Items from a figure collection
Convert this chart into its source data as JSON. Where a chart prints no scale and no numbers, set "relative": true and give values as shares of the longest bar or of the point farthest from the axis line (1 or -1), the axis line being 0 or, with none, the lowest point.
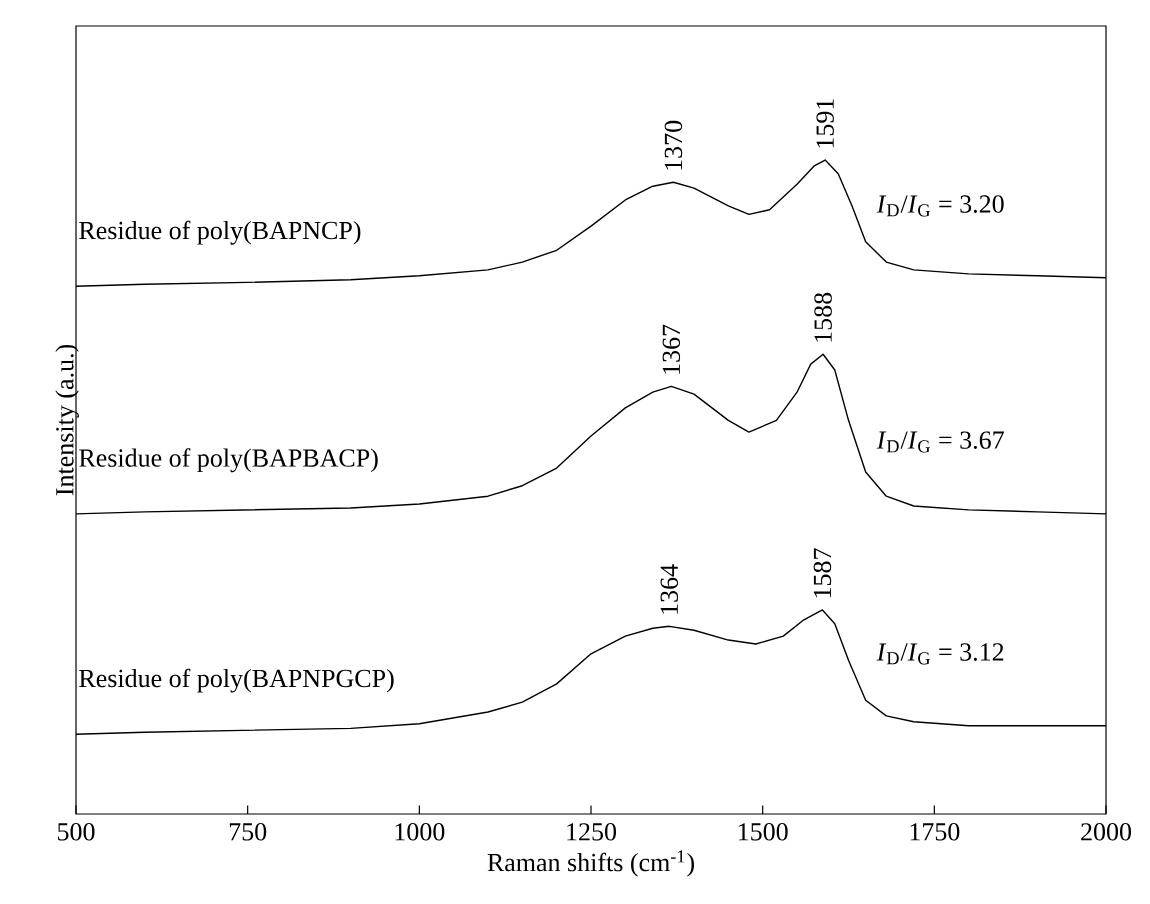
{
  "chart_data": {
    "type": "line",
    "relative": true,
    "xlabel": "Raman shifts (cm$^{-1}$)",
    "ylabel": "Intensity (a.u.)",
    "xlim": [
      500,
      2000
    ],
    "xticks": [
      500,
      750,
      1000,
      1250,
      1500,
      1750,
      2000
    ],
    "grid": false,
    "legend": false,
    "marker": "none",
    "line_style": "solid",
    "series": [
      {
        "name": "Residue of poly(BAPNCP)",
        "color": "#000000",
        "x": [
          500,
          600,
          750,
          900,
          1000,
          1100,
          1150,
          1200,
          1250,
          1300,
          1340,
          1370,
          1400,
          1450,
          1480,
          1510,
          1550,
          1575,
          1591,
          1610,
          1630,
          1650,
          1680,
          1720,
          1800,
          1900,
          2000
        ],
        "values": [
          0.807,
          0.81,
          0.813,
          0.817,
          0.823,
          0.832,
          0.844,
          0.862,
          0.899,
          0.939,
          0.96,
          0.966,
          0.957,
          0.93,
          0.917,
          0.924,
          0.963,
          0.991,
          1.0,
          0.979,
          0.93,
          0.875,
          0.844,
          0.832,
          0.826,
          0.823,
          0.82
        ]
      },
      {
        "name": "Residue of poly(BAPBACP)",
        "color": "#000000",
        "x": [
          500,
          600,
          750,
          900,
          1000,
          1100,
          1150,
          1200,
          1250,
          1300,
          1340,
          1367,
          1400,
          1450,
          1480,
          1520,
          1550,
          1570,
          1588,
          1605,
          1625,
          1650,
          1680,
          1720,
          1800,
          1900,
          2000
        ],
        "values": [
          0.459,
          0.462,
          0.465,
          0.468,
          0.474,
          0.486,
          0.502,
          0.529,
          0.578,
          0.621,
          0.645,
          0.654,
          0.642,
          0.602,
          0.584,
          0.602,
          0.645,
          0.688,
          0.703,
          0.679,
          0.602,
          0.523,
          0.486,
          0.471,
          0.465,
          0.462,
          0.459
        ]
      },
      {
        "name": "Residue of poly(BAPNPGCP)",
        "color": "#000000",
        "x": [
          500,
          600,
          750,
          900,
          1000,
          1100,
          1150,
          1200,
          1250,
          1300,
          1340,
          1364,
          1400,
          1450,
          1490,
          1530,
          1560,
          1587,
          1605,
          1625,
          1650,
          1680,
          1720,
          1800,
          1900,
          2000
        ],
        "values": [
          0.122,
          0.125,
          0.128,
          0.131,
          0.138,
          0.156,
          0.171,
          0.199,
          0.245,
          0.272,
          0.284,
          0.287,
          0.281,
          0.266,
          0.26,
          0.272,
          0.297,
          0.312,
          0.291,
          0.235,
          0.174,
          0.15,
          0.141,
          0.135,
          0.135,
          0.135
        ]
      }
    ],
    "annotations": [
      {
        "text": "1370",
        "x": 1370,
        "y": 0.966
      },
      {
        "text": "1591",
        "x": 1591,
        "y": 1.0
      },
      {
        "text": "1367",
        "x": 1367,
        "y": 0.654
      },
      {
        "text": "1588",
        "x": 1588,
        "y": 0.703
      },
      {
        "text": "1364",
        "x": 1364,
        "y": 0.287
      },
      {
        "text": "1587",
        "x": 1587,
        "y": 0.312
      },
      "*I*$_{D}$/*I*$_{G}$ = 3.20",
      "*I*$_{D}$/*I*$_{G}$ = 3.67",
      "*I*$_{D}$/*I*$_{G}$ = 3.12"
    ]
  }
}
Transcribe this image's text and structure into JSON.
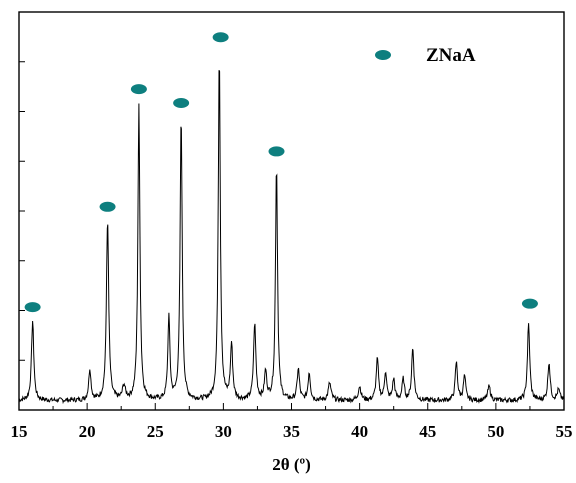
{
  "chart_data": {
    "type": "line",
    "title": "",
    "xlabel": "2θ (º)",
    "ylabel": "",
    "xlim": [
      15,
      55
    ],
    "ylim": [
      0,
      100
    ],
    "x_ticks": [
      15,
      20,
      25,
      30,
      35,
      40,
      45,
      50,
      55
    ],
    "x_tick_labels": [
      "15",
      "20",
      "25",
      "30",
      "35",
      "40",
      "45",
      "50",
      "55"
    ],
    "y_ticks": [
      0,
      12.5,
      25,
      37.5,
      50,
      62.5,
      75,
      87.5,
      100
    ],
    "y_tick_labels_shown": false,
    "grid": false,
    "legend": {
      "position": "top-right",
      "entries": [
        {
          "label": "ZNaA",
          "marker": "filled-ellipse",
          "color": "#0e7f7f"
        }
      ]
    },
    "series": [
      {
        "baseline": 1,
        "line_color": "#000000",
        "peaks": [
          {
            "x": 16.0,
            "y": 23,
            "w": 0.1
          },
          {
            "x": 20.2,
            "y": 9,
            "w": 0.1
          },
          {
            "x": 21.5,
            "y": 52,
            "w": 0.1
          },
          {
            "x": 22.7,
            "y": 4,
            "w": 0.12
          },
          {
            "x": 23.8,
            "y": 85,
            "w": 0.09
          },
          {
            "x": 26.0,
            "y": 24,
            "w": 0.09
          },
          {
            "x": 26.9,
            "y": 82,
            "w": 0.09
          },
          {
            "x": 29.7,
            "y": 100,
            "w": 0.09
          },
          {
            "x": 30.6,
            "y": 16,
            "w": 0.1
          },
          {
            "x": 32.3,
            "y": 22,
            "w": 0.1
          },
          {
            "x": 33.1,
            "y": 8,
            "w": 0.1
          },
          {
            "x": 33.9,
            "y": 68,
            "w": 0.09
          },
          {
            "x": 35.5,
            "y": 9,
            "w": 0.1
          },
          {
            "x": 36.3,
            "y": 8,
            "w": 0.1
          },
          {
            "x": 37.8,
            "y": 5,
            "w": 0.12
          },
          {
            "x": 40.0,
            "y": 4,
            "w": 0.12
          },
          {
            "x": 41.3,
            "y": 12,
            "w": 0.1
          },
          {
            "x": 41.9,
            "y": 8,
            "w": 0.1
          },
          {
            "x": 42.5,
            "y": 6,
            "w": 0.1
          },
          {
            "x": 43.2,
            "y": 6,
            "w": 0.1
          },
          {
            "x": 43.9,
            "y": 15,
            "w": 0.1
          },
          {
            "x": 47.1,
            "y": 11,
            "w": 0.1
          },
          {
            "x": 47.7,
            "y": 7,
            "w": 0.1
          },
          {
            "x": 49.5,
            "y": 4,
            "w": 0.12
          },
          {
            "x": 52.4,
            "y": 22,
            "w": 0.1
          },
          {
            "x": 53.9,
            "y": 11,
            "w": 0.1
          },
          {
            "x": 54.6,
            "y": 3,
            "w": 0.12
          }
        ]
      }
    ],
    "markers": [
      {
        "x": 16.0,
        "y": 28
      },
      {
        "x": 21.5,
        "y": 57
      },
      {
        "x": 23.8,
        "y": 91
      },
      {
        "x": 26.9,
        "y": 87
      },
      {
        "x": 29.8,
        "y": 106
      },
      {
        "x": 33.9,
        "y": 73
      },
      {
        "x": 52.5,
        "y": 29
      }
    ]
  }
}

Work instructions: Show all lines above holding "Residue".

Written answer:
        "name": "Residue of poly(BAPNCP)",
        "name": "Residue of poly(BAPBACP)",
        "name": "Residue of poly(BAPNPGCP)",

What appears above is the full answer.